Record extracts:
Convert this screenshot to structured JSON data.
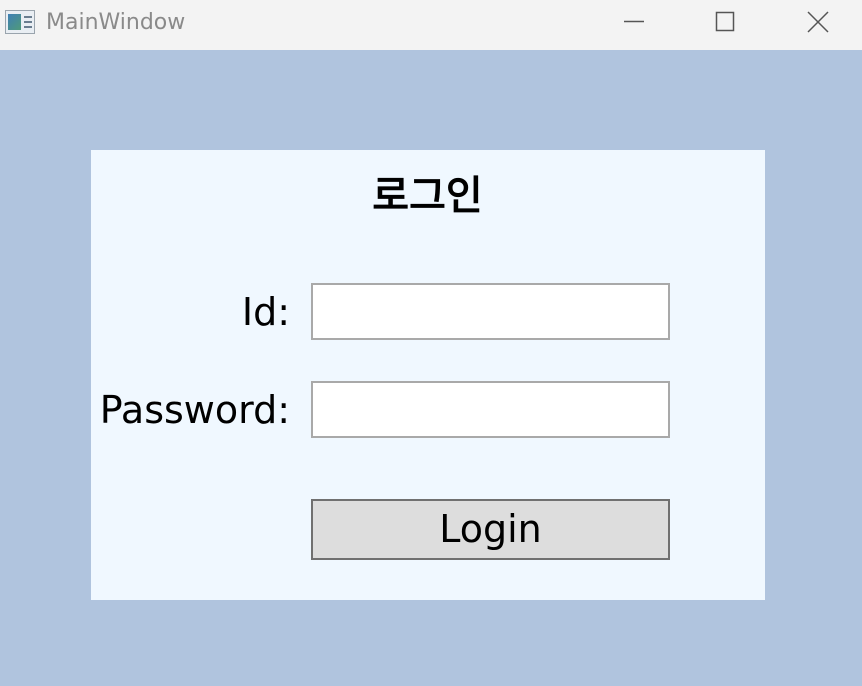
{
  "window": {
    "title": "MainWindow",
    "icon": "app-window-icon",
    "controls": {
      "minimize_icon": "minimize-icon",
      "maximize_icon": "maximize-icon",
      "close_icon": "close-icon"
    }
  },
  "colors": {
    "background": "#b0c4de",
    "panel": "#f0f8ff",
    "titlebar": "#f3f3f3",
    "button": "#dddddd"
  },
  "login": {
    "heading": "로그인",
    "id_label": "Id:",
    "id_value": "",
    "password_label": "Password:",
    "password_value": "",
    "button_label": "Login"
  }
}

Task instructions: Look over the listing. Pull out every line with the string "icon" in it.

Result of the task:
    "icon": "app-window-icon",
      "minimize_icon": "minimize-icon",
      "maximize_icon": "maximize-icon",
      "close_icon": "close-icon"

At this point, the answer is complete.